DATA LINES:
⟨

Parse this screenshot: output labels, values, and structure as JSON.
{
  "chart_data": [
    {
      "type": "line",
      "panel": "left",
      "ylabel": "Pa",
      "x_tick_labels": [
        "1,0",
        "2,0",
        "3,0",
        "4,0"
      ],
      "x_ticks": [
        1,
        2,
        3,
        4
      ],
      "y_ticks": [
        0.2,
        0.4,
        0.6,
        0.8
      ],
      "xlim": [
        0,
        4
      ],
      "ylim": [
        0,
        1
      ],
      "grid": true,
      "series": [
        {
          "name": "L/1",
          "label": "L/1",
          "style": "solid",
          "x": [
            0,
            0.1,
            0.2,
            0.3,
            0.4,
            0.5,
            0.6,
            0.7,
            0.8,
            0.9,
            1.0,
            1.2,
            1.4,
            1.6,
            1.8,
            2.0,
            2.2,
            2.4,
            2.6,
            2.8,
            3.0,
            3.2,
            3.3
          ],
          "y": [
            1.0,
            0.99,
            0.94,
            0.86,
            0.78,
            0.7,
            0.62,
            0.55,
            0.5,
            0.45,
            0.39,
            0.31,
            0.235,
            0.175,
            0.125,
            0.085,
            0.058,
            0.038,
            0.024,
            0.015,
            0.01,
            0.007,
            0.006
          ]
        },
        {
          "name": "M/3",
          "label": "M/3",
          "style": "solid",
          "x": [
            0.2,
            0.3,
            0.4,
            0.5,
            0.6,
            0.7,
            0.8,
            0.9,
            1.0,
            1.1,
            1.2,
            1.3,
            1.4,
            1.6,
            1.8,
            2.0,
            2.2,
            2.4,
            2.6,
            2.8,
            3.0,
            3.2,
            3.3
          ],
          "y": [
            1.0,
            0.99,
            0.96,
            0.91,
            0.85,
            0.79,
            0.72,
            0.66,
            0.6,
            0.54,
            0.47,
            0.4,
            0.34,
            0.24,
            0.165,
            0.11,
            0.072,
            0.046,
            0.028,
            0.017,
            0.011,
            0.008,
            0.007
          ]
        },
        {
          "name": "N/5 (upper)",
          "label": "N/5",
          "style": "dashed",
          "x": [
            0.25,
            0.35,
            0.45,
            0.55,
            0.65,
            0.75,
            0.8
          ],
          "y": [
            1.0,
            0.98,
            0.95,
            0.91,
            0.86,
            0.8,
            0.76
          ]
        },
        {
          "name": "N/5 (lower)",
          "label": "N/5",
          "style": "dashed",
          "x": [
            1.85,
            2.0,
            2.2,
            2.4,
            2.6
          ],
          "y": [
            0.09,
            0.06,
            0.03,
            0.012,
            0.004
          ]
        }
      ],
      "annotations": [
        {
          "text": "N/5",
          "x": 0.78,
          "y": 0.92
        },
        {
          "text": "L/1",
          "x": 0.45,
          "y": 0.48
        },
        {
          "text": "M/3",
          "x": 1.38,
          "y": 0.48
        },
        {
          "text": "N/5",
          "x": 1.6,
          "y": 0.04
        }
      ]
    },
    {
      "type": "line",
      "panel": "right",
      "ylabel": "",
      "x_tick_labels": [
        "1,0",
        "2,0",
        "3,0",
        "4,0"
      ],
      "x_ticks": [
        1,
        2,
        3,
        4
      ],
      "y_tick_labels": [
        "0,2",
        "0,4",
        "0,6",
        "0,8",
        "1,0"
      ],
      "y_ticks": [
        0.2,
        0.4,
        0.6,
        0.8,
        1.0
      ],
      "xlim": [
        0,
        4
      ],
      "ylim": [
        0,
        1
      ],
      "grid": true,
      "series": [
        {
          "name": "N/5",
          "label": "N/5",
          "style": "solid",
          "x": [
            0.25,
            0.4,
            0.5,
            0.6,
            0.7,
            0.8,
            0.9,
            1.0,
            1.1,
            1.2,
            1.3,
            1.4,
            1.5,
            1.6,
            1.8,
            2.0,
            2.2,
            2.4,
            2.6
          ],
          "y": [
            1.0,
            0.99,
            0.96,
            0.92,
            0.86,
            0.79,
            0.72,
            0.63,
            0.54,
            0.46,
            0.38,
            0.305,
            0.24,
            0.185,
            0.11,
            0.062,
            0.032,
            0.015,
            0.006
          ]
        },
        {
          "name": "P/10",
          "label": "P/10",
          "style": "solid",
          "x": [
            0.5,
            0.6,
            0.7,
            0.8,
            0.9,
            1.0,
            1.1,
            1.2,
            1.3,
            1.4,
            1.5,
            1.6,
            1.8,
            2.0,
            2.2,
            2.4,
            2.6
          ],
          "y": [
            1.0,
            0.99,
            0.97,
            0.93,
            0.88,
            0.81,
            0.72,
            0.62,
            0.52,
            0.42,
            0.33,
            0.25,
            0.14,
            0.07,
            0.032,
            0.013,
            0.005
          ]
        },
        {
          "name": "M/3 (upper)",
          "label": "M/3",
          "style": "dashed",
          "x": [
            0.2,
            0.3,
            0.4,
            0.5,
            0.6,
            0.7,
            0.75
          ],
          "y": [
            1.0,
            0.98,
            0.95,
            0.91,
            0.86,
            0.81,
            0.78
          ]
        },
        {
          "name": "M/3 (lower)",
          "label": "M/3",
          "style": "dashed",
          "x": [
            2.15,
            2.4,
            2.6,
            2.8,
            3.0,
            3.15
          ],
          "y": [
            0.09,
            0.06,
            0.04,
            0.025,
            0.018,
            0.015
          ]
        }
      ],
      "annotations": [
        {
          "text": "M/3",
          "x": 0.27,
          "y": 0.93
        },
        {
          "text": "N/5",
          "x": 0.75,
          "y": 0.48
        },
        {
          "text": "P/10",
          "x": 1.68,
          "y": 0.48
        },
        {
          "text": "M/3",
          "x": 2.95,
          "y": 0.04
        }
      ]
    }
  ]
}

⟩

STATED PROBLEM: Copy all of the material word for word.

ANSWER:
Parse this screenshot: output labels, values, and structure as JSON.
{
  "chart_data": [
    {
      "type": "line",
      "panel": "left",
      "ylabel": "Pa",
      "x_tick_labels": [
        "1,0",
        "2,0",
        "3,0",
        "4,0"
      ],
      "x_ticks": [
        1,
        2,
        3,
        4
      ],
      "y_ticks": [
        0.2,
        0.4,
        0.6,
        0.8
      ],
      "xlim": [
        0,
        4
      ],
      "ylim": [
        0,
        1
      ],
      "grid": true,
      "series": [
        {
          "name": "L/1",
          "label": "L/1",
          "style": "solid",
          "x": [
            0,
            0.1,
            0.2,
            0.3,
            0.4,
            0.5,
            0.6,
            0.7,
            0.8,
            0.9,
            1.0,
            1.2,
            1.4,
            1.6,
            1.8,
            2.0,
            2.2,
            2.4,
            2.6,
            2.8,
            3.0,
            3.2,
            3.3
          ],
          "y": [
            1.0,
            0.99,
            0.94,
            0.86,
            0.78,
            0.7,
            0.62,
            0.55,
            0.5,
            0.45,
            0.39,
            0.31,
            0.235,
            0.175,
            0.125,
            0.085,
            0.058,
            0.038,
            0.024,
            0.015,
            0.01,
            0.007,
            0.006
          ]
        },
        {
          "name": "M/3",
          "label": "M/3",
          "style": "solid",
          "x": [
            0.2,
            0.3,
            0.4,
            0.5,
            0.6,
            0.7,
            0.8,
            0.9,
            1.0,
            1.1,
            1.2,
            1.3,
            1.4,
            1.6,
            1.8,
            2.0,
            2.2,
            2.4,
            2.6,
            2.8,
            3.0,
            3.2,
            3.3
          ],
          "y": [
            1.0,
            0.99,
            0.96,
            0.91,
            0.85,
            0.79,
            0.72,
            0.66,
            0.6,
            0.54,
            0.47,
            0.4,
            0.34,
            0.24,
            0.165,
            0.11,
            0.072,
            0.046,
            0.028,
            0.017,
            0.011,
            0.008,
            0.007
          ]
        },
        {
          "name": "N/5 (upper)",
          "label": "N/5",
          "style": "dashed",
          "x": [
            0.25,
            0.35,
            0.45,
            0.55,
            0.65,
            0.75,
            0.8
          ],
          "y": [
            1.0,
            0.98,
            0.95,
            0.91,
            0.86,
            0.8,
            0.76
          ]
        },
        {
          "name": "N/5 (lower)",
          "label": "N/5",
          "style": "dashed",
          "x": [
            1.85,
            2.0,
            2.2,
            2.4,
            2.6
          ],
          "y": [
            0.09,
            0.06,
            0.03,
            0.012,
            0.004
          ]
        }
      ],
      "annotations": [
        {
          "text": "N/5",
          "x": 0.78,
          "y": 0.92
        },
        {
          "text": "L/1",
          "x": 0.45,
          "y": 0.48
        },
        {
          "text": "M/3",
          "x": 1.38,
          "y": 0.48
        },
        {
          "text": "N/5",
          "x": 1.6,
          "y": 0.04
        }
      ]
    },
    {
      "type": "line",
      "panel": "right",
      "ylabel": "",
      "x_tick_labels": [
        "1,0",
        "2,0",
        "3,0",
        "4,0"
      ],
      "x_ticks": [
        1,
        2,
        3,
        4
      ],
      "y_tick_labels": [
        "0,2",
        "0,4",
        "0,6",
        "0,8",
        "1,0"
      ],
      "y_ticks": [
        0.2,
        0.4,
        0.6,
        0.8,
        1.0
      ],
      "xlim": [
        0,
        4
      ],
      "ylim": [
        0,
        1
      ],
      "grid": true,
      "series": [
        {
          "name": "N/5",
          "label": "N/5",
          "style": "solid",
          "x": [
            0.25,
            0.4,
            0.5,
            0.6,
            0.7,
            0.8,
            0.9,
            1.0,
            1.1,
            1.2,
            1.3,
            1.4,
            1.5,
            1.6,
            1.8,
            2.0,
            2.2,
            2.4,
            2.6
          ],
          "y": [
            1.0,
            0.99,
            0.96,
            0.92,
            0.86,
            0.79,
            0.72,
            0.63,
            0.54,
            0.46,
            0.38,
            0.305,
            0.24,
            0.185,
            0.11,
            0.062,
            0.032,
            0.015,
            0.006
          ]
        },
        {
          "name": "P/10",
          "label": "P/10",
          "style": "solid",
          "x": [
            0.5,
            0.6,
            0.7,
            0.8,
            0.9,
            1.0,
            1.1,
            1.2,
            1.3,
            1.4,
            1.5,
            1.6,
            1.8,
            2.0,
            2.2,
            2.4,
            2.6
          ],
          "y": [
            1.0,
            0.99,
            0.97,
            0.93,
            0.88,
            0.81,
            0.72,
            0.62,
            0.52,
            0.42,
            0.33,
            0.25,
            0.14,
            0.07,
            0.032,
            0.013,
            0.005
          ]
        },
        {
          "name": "M/3 (upper)",
          "label": "M/3",
          "style": "dashed",
          "x": [
            0.2,
            0.3,
            0.4,
            0.5,
            0.6,
            0.7,
            0.75
          ],
          "y": [
            1.0,
            0.98,
            0.95,
            0.91,
            0.86,
            0.81,
            0.78
          ]
        },
        {
          "name": "M/3 (lower)",
          "label": "M/3",
          "style": "dashed",
          "x": [
            2.15,
            2.4,
            2.6,
            2.8,
            3.0,
            3.15
          ],
          "y": [
            0.09,
            0.06,
            0.04,
            0.025,
            0.018,
            0.015
          ]
        }
      ],
      "annotations": [
        {
          "text": "M/3",
          "x": 0.27,
          "y": 0.93
        },
        {
          "text": "N/5",
          "x": 0.75,
          "y": 0.48
        },
        {
          "text": "P/10",
          "x": 1.68,
          "y": 0.48
        },
        {
          "text": "M/3",
          "x": 2.95,
          "y": 0.04
        }
      ]
    }
  ]
}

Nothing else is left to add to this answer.